### SUPPLIED RECORDS
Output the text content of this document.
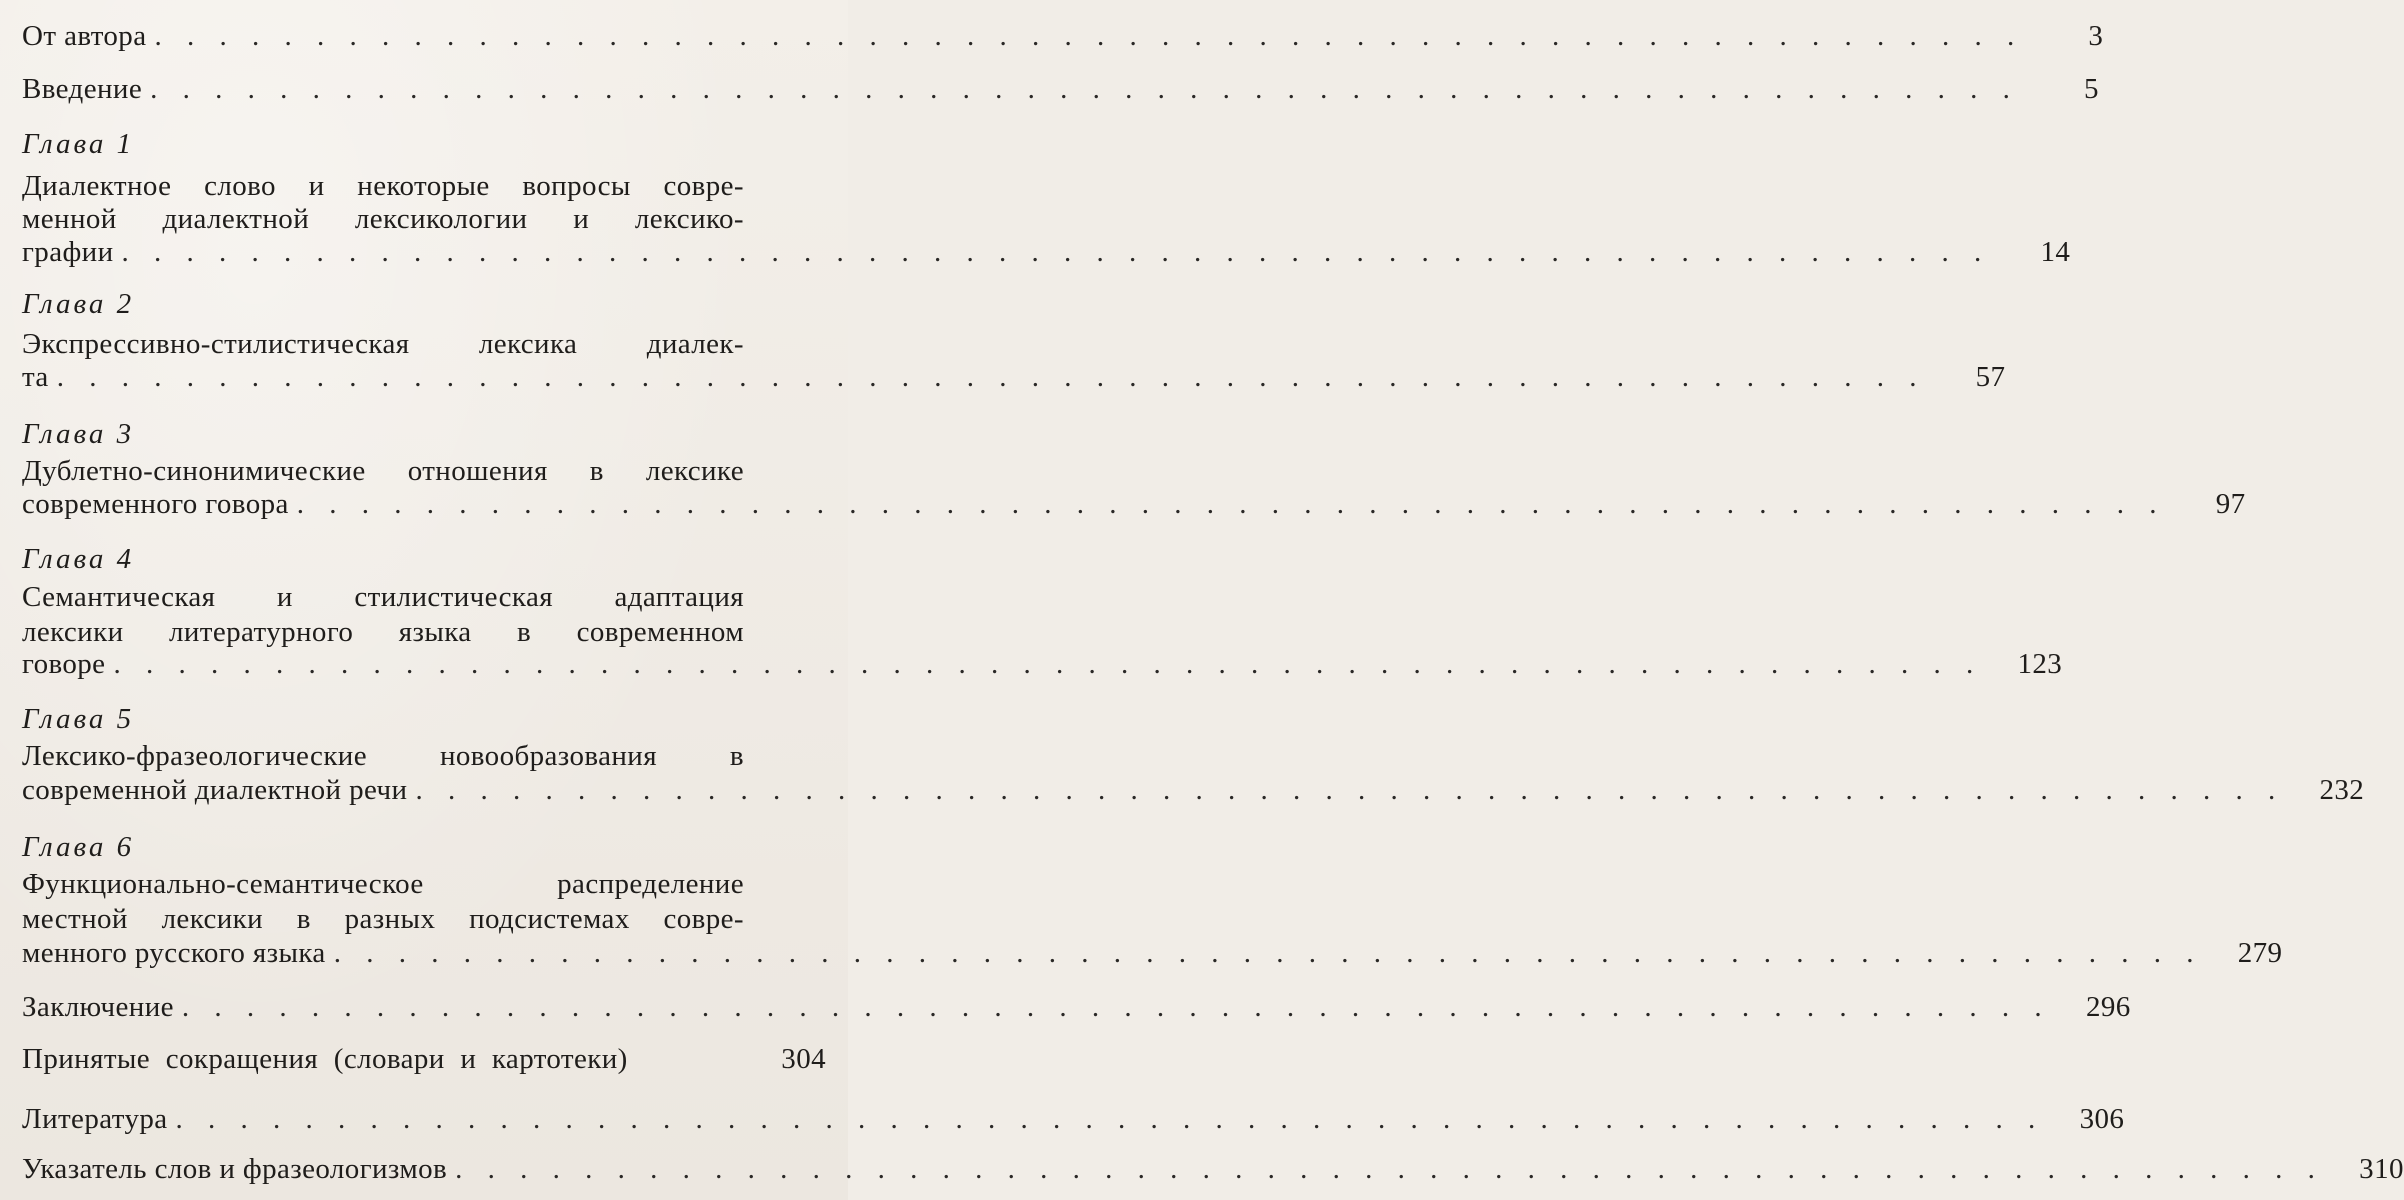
От автора . . . . . . . . . . . . . . . . . . . . . . . . . . . . . . . . . . . . . . . . . . . . . . . . . . . . . . . . . .	3
Введение . . . . . . . . . . . . . . . . . . . . . . . . . . . . . . . . . . . . . . . . . . . . . . . . . . . . . . . . . .	5
Глава 1
Диалектное слово и некоторые вопросы совре-
менной диалектной лексикологии и лексико-
графии . . . . . . . . . . . . . . . . . . . . . . . . . . . . . . . . . . . . . . . . . . . . . . . . . . . . . . . . . .	14
Глава 2
Экспрессивно-стилистическая лексика диалек-
та . . . . . . . . . . . . . . . . . . . . . . . . . . . . . . . . . . . . . . . . . . . . . . . . . . . . . . . . . .	57
Глава 3
Дублетно-синонимические отношения в лексике
современного говора . . . . . . . . . . . . . . . . . . . . . . . . . . . . . . . . . . . . . . . . . . . . . . . . . . . . . . . . . .	97
Глава 4
Семантическая и стилистическая адаптация
лексики литературного языка в современном
говоре . . . . . . . . . . . . . . . . . . . . . . . . . . . . . . . . . . . . . . . . . . . . . . . . . . . . . . . . . .	123
Глава 5
Лексико-фразеологические	новообразования	в
современной диалектной речи . . . . . . . . . . . . . . . . . . . . . . . . . . . . . . . . . . . . . . . . . . . . . . . . . . . . . . . . . .	232
Глава 6
Функционально-семантическое	распределение
местной лексики в разных подсистемах совре-
менного русского языка . . . . . . . . . . . . . . . . . . . . . . . . . . . . . . . . . . . . . . . . . . . . . . . . . . . . . . . . . .	279
Заключение . . . . . . . . . . . . . . . . . . . . . . . . . . . . . . . . . . . . . . . . . . . . . . . . . . . . . . . . . .	296
Принятые сокращения (словари и картотеки)	304
Литература . . . . . . . . . . . . . . . . . . . . . . . . . . . . . . . . . . . . . . . . . . . . . . . . . . . . . . . . . .	306
Указатель слов и фразеологизмов . . . . . . . . . . . . . . . . . . . . . . . . . . . . . . . . . . . . . . . . . . . . . . . . . . . . . . . . . .	310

### DO THIS
Write out the entries above word for word. Do not include the pictures.

### THE RESULT
Output the text content of this document.
От автора . . . . . . . . . . . . . . . . . . . . . . . . . . . . . . . . . . . . . . . . . . . . . . . . . . . . . . . . . .	3
Введение . . . . . . . . . . . . . . . . . . . . . . . . . . . . . . . . . . . . . . . . . . . . . . . . . . . . . . . . . .	5
Глава 1
Диалектное слово и некоторые вопросы совре-
менной диалектной лексикологии и лексико-
графии . . . . . . . . . . . . . . . . . . . . . . . . . . . . . . . . . . . . . . . . . . . . . . . . . . . . . . . . . .	14
Глава 2
Экспрессивно-стилистическая лексика диалек-
та . . . . . . . . . . . . . . . . . . . . . . . . . . . . . . . . . . . . . . . . . . . . . . . . . . . . . . . . . .	57
Глава 3
Дублетно-синонимические отношения в лексике
современного говора . . . . . . . . . . . . . . . . . . . . . . . . . . . . . . . . . . . . . . . . . . . . . . . . . . . . . . . . . .	97
Глава 4
Семантическая и стилистическая адаптация
лексики литературного языка в современном
говоре . . . . . . . . . . . . . . . . . . . . . . . . . . . . . . . . . . . . . . . . . . . . . . . . . . . . . . . . . .	123
Глава 5
Лексико-фразеологические	новообразования	в
современной диалектной речи . . . . . . . . . . . . . . . . . . . . . . . . . . . . . . . . . . . . . . . . . . . . . . . . . . . . . . . . . .	232
Глава 6
Функционально-семантическое	распределение
местной лексики в разных подсистемах совре-
менного русского языка . . . . . . . . . . . . . . . . . . . . . . . . . . . . . . . . . . . . . . . . . . . . . . . . . . . . . . . . . .	279
Заключение . . . . . . . . . . . . . . . . . . . . . . . . . . . . . . . . . . . . . . . . . . . . . . . . . . . . . . . . . .	296
Принятые сокращения (словари и картотеки)	304
Литература . . . . . . . . . . . . . . . . . . . . . . . . . . . . . . . . . . . . . . . . . . . . . . . . . . . . . . . . . .	306
Указатель слов и фразеологизмов . . . . . . . . . . . . . . . . . . . . . . . . . . . . . . . . . . . . . . . . . . . . . . . . . . . . . . . . . .	310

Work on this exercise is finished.